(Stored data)

** BEGIN **

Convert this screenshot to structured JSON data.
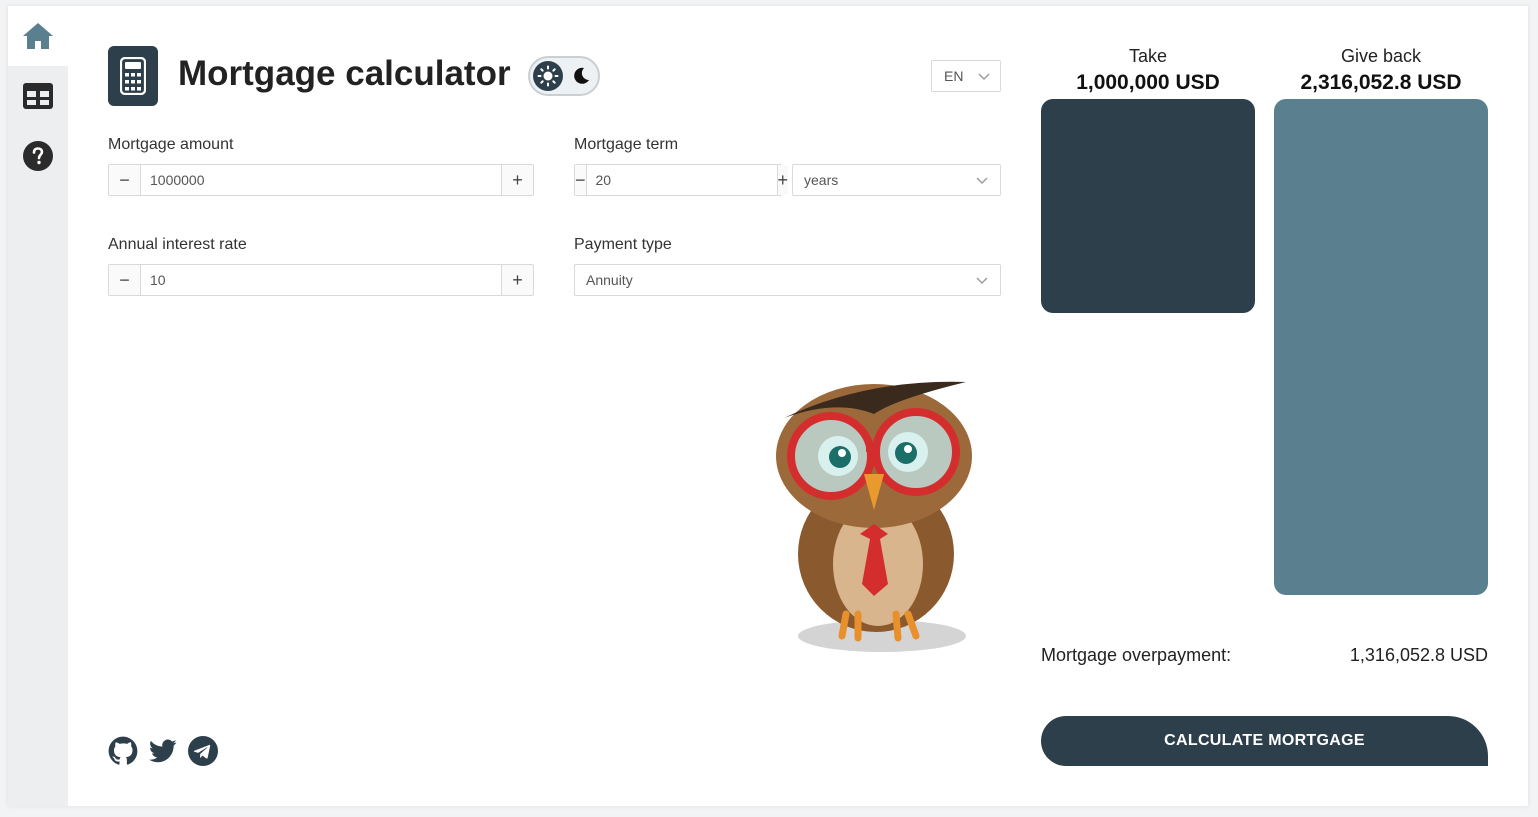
{
  "header": {
    "title": "Mortgage calculator",
    "language": "EN"
  },
  "sidebar": {
    "items": [
      {
        "icon": "home-icon",
        "active": true
      },
      {
        "icon": "table-icon",
        "active": false
      },
      {
        "icon": "help-icon",
        "active": false
      }
    ]
  },
  "form": {
    "amount": {
      "label": "Mortgage amount",
      "value": "1000000"
    },
    "term": {
      "label": "Mortgage term",
      "value": "20",
      "unit": "years"
    },
    "rate": {
      "label": "Annual interest rate",
      "value": "10"
    },
    "payment_type": {
      "label": "Payment type",
      "value": "Annuity"
    }
  },
  "results": {
    "take_label": "Take",
    "take_value": "1,000,000 USD",
    "give_label": "Give back",
    "give_value": "2,316,052.8 USD",
    "overpayment_label": "Mortgage overpayment:",
    "overpayment_value": "1,316,052.8 USD"
  },
  "chart_data": {
    "type": "bar",
    "categories": [
      "Take",
      "Give back"
    ],
    "values": [
      1000000,
      2316052.8
    ],
    "colors": [
      "#2e3f4c",
      "#5a7f8f"
    ],
    "title": "",
    "xlabel": "",
    "ylabel": ""
  },
  "actions": {
    "calculate_label": "CALCULATE MORTGAGE"
  },
  "colors": {
    "accent": "#2e3f4c",
    "secondary": "#5a7f8f",
    "home_icon": "#5a7f8f"
  }
}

** END **

- THE TASK -
Transcribe all the lines above exactly, apart from the pictures.

- WRITTEN RESPONSE -
Convert this screenshot to structured JSON data.
{
  "header": {
    "title": "Mortgage calculator",
    "language": "EN"
  },
  "sidebar": {
    "items": [
      {
        "icon": "home-icon",
        "active": true
      },
      {
        "icon": "table-icon",
        "active": false
      },
      {
        "icon": "help-icon",
        "active": false
      }
    ]
  },
  "form": {
    "amount": {
      "label": "Mortgage amount",
      "value": "1000000"
    },
    "term": {
      "label": "Mortgage term",
      "value": "20",
      "unit": "years"
    },
    "rate": {
      "label": "Annual interest rate",
      "value": "10"
    },
    "payment_type": {
      "label": "Payment type",
      "value": "Annuity"
    }
  },
  "results": {
    "take_label": "Take",
    "take_value": "1,000,000 USD",
    "give_label": "Give back",
    "give_value": "2,316,052.8 USD",
    "overpayment_label": "Mortgage overpayment:",
    "overpayment_value": "1,316,052.8 USD"
  },
  "chart_data": {
    "type": "bar",
    "categories": [
      "Take",
      "Give back"
    ],
    "values": [
      1000000,
      2316052.8
    ],
    "colors": [
      "#2e3f4c",
      "#5a7f8f"
    ],
    "title": "",
    "xlabel": "",
    "ylabel": ""
  },
  "actions": {
    "calculate_label": "CALCULATE MORTGAGE"
  },
  "colors": {
    "accent": "#2e3f4c",
    "secondary": "#5a7f8f",
    "home_icon": "#5a7f8f"
  }
}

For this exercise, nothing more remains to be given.